--- Records shown ---

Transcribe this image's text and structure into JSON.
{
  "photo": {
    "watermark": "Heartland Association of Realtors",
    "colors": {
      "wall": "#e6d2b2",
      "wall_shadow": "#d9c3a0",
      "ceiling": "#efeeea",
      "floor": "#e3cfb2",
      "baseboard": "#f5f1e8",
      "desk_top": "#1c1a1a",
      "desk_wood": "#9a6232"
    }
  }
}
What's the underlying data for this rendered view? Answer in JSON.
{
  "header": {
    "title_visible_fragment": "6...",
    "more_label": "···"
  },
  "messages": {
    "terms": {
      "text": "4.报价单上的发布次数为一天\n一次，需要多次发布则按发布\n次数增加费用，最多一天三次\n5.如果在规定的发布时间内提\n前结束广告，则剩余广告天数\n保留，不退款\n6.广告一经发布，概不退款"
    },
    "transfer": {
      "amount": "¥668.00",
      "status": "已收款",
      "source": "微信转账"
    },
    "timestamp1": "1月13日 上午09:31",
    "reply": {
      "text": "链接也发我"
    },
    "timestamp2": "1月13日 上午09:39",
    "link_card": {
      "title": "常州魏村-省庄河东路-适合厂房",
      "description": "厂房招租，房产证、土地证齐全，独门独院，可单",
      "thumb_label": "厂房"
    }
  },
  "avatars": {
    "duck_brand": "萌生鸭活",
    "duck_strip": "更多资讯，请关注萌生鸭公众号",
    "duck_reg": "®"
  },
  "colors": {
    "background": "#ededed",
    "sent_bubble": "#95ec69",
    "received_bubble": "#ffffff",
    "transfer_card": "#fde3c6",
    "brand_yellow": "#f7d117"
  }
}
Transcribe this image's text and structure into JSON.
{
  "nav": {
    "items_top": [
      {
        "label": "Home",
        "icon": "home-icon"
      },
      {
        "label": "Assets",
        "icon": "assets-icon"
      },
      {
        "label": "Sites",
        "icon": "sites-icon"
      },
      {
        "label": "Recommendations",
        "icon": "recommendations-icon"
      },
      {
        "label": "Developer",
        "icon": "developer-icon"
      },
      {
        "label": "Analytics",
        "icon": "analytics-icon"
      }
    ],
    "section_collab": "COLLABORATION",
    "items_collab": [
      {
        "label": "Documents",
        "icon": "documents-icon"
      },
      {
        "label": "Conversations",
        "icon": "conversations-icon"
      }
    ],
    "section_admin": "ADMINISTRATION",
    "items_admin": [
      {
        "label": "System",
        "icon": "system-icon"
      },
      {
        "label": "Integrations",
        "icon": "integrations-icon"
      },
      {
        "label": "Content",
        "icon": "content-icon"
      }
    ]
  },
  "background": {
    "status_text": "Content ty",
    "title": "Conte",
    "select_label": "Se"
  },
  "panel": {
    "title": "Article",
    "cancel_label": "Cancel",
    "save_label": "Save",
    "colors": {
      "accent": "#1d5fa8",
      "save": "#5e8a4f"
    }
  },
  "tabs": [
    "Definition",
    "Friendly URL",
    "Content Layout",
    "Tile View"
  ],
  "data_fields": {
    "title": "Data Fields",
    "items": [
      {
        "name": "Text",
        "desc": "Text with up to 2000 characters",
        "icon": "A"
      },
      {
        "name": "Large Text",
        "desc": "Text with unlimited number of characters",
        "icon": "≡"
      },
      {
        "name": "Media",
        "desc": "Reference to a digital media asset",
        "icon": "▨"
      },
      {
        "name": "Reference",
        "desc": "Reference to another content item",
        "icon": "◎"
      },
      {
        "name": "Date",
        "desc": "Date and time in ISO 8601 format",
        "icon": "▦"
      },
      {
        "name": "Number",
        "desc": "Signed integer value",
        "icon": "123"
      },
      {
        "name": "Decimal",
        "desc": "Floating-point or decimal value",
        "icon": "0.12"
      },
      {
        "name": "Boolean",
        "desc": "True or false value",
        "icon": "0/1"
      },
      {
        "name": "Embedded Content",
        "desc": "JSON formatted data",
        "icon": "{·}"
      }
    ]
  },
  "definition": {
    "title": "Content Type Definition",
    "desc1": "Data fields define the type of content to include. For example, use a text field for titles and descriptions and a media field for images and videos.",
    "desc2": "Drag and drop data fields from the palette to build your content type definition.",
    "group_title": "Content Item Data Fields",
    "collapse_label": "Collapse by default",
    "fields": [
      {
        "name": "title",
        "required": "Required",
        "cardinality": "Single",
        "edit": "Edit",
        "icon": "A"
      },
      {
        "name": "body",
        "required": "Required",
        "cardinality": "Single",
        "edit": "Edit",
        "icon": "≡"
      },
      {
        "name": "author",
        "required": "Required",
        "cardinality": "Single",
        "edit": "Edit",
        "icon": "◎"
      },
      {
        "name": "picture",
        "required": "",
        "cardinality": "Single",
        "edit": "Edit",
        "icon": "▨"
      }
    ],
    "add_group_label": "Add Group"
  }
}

---

- [To be done]:
Go through the listing above and restate it word for word.

- [Written answer]:
Transcribe this image's text and structure into JSON.
{
  "photo": {
    "watermark": "Heartland Association of Realtors",
    "colors": {
      "wall": "#e6d2b2",
      "wall_shadow": "#d9c3a0",
      "ceiling": "#efeeea",
      "floor": "#e3cfb2",
      "baseboard": "#f5f1e8",
      "desk_top": "#1c1a1a",
      "desk_wood": "#9a6232"
    }
  }
}
What's the underlying data for this rendered view? Answer in JSON.
{
  "header": {
    "title_visible_fragment": "6...",
    "more_label": "···"
  },
  "messages": {
    "terms": {
      "text": "4.报价单上的发布次数为一天\n一次，需要多次发布则按发布\n次数增加费用，最多一天三次\n5.如果在规定的发布时间内提\n前结束广告，则剩余广告天数\n保留，不退款\n6.广告一经发布，概不退款"
    },
    "transfer": {
      "amount": "¥668.00",
      "status": "已收款",
      "source": "微信转账"
    },
    "timestamp1": "1月13日 上午09:31",
    "reply": {
      "text": "链接也发我"
    },
    "timestamp2": "1月13日 上午09:39",
    "link_card": {
      "title": "常州魏村-省庄河东路-适合厂房",
      "description": "厂房招租，房产证、土地证齐全，独门独院，可单",
      "thumb_label": "厂房"
    }
  },
  "avatars": {
    "duck_brand": "萌生鸭活",
    "duck_strip": "更多资讯，请关注萌生鸭公众号",
    "duck_reg": "®"
  },
  "colors": {
    "background": "#ededed",
    "sent_bubble": "#95ec69",
    "received_bubble": "#ffffff",
    "transfer_card": "#fde3c6",
    "brand_yellow": "#f7d117"
  }
}
Transcribe this image's text and structure into JSON.
{
  "nav": {
    "items_top": [
      {
        "label": "Home",
        "icon": "home-icon"
      },
      {
        "label": "Assets",
        "icon": "assets-icon"
      },
      {
        "label": "Sites",
        "icon": "sites-icon"
      },
      {
        "label": "Recommendations",
        "icon": "recommendations-icon"
      },
      {
        "label": "Developer",
        "icon": "developer-icon"
      },
      {
        "label": "Analytics",
        "icon": "analytics-icon"
      }
    ],
    "section_collab": "COLLABORATION",
    "items_collab": [
      {
        "label": "Documents",
        "icon": "documents-icon"
      },
      {
        "label": "Conversations",
        "icon": "conversations-icon"
      }
    ],
    "section_admin": "ADMINISTRATION",
    "items_admin": [
      {
        "label": "System",
        "icon": "system-icon"
      },
      {
        "label": "Integrations",
        "icon": "integrations-icon"
      },
      {
        "label": "Content",
        "icon": "content-icon"
      }
    ]
  },
  "background": {
    "status_text": "Content ty",
    "title": "Conte",
    "select_label": "Se"
  },
  "panel": {
    "title": "Article",
    "cancel_label": "Cancel",
    "save_label": "Save",
    "colors": {
      "accent": "#1d5fa8",
      "save": "#5e8a4f"
    }
  },
  "tabs": [
    "Definition",
    "Friendly URL",
    "Content Layout",
    "Tile View"
  ],
  "data_fields": {
    "title": "Data Fields",
    "items": [
      {
        "name": "Text",
        "desc": "Text with up to 2000 characters",
        "icon": "A"
      },
      {
        "name": "Large Text",
        "desc": "Text with unlimited number of characters",
        "icon": "≡"
      },
      {
        "name": "Media",
        "desc": "Reference to a digital media asset",
        "icon": "▨"
      },
      {
        "name": "Reference",
        "desc": "Reference to another content item",
        "icon": "◎"
      },
      {
        "name": "Date",
        "desc": "Date and time in ISO 8601 format",
        "icon": "▦"
      },
      {
        "name": "Number",
        "desc": "Signed integer value",
        "icon": "123"
      },
      {
        "name": "Decimal",
        "desc": "Floating-point or decimal value",
        "icon": "0.12"
      },
      {
        "name": "Boolean",
        "desc": "True or false value",
        "icon": "0/1"
      },
      {
        "name": "Embedded Content",
        "desc": "JSON formatted data",
        "icon": "{·}"
      }
    ]
  },
  "definition": {
    "title": "Content Type Definition",
    "desc1": "Data fields define the type of content to include. For example, use a text field for titles and descriptions and a media field for images and videos.",
    "desc2": "Drag and drop data fields from the palette to build your content type definition.",
    "group_title": "Content Item Data Fields",
    "collapse_label": "Collapse by default",
    "fields": [
      {
        "name": "title",
        "required": "Required",
        "cardinality": "Single",
        "edit": "Edit",
        "icon": "A"
      },
      {
        "name": "body",
        "required": "Required",
        "cardinality": "Single",
        "edit": "Edit",
        "icon": "≡"
      },
      {
        "name": "author",
        "required": "Required",
        "cardinality": "Single",
        "edit": "Edit",
        "icon": "◎"
      },
      {
        "name": "picture",
        "required": "",
        "cardinality": "Single",
        "edit": "Edit",
        "icon": "▨"
      }
    ],
    "add_group_label": "Add Group"
  }
}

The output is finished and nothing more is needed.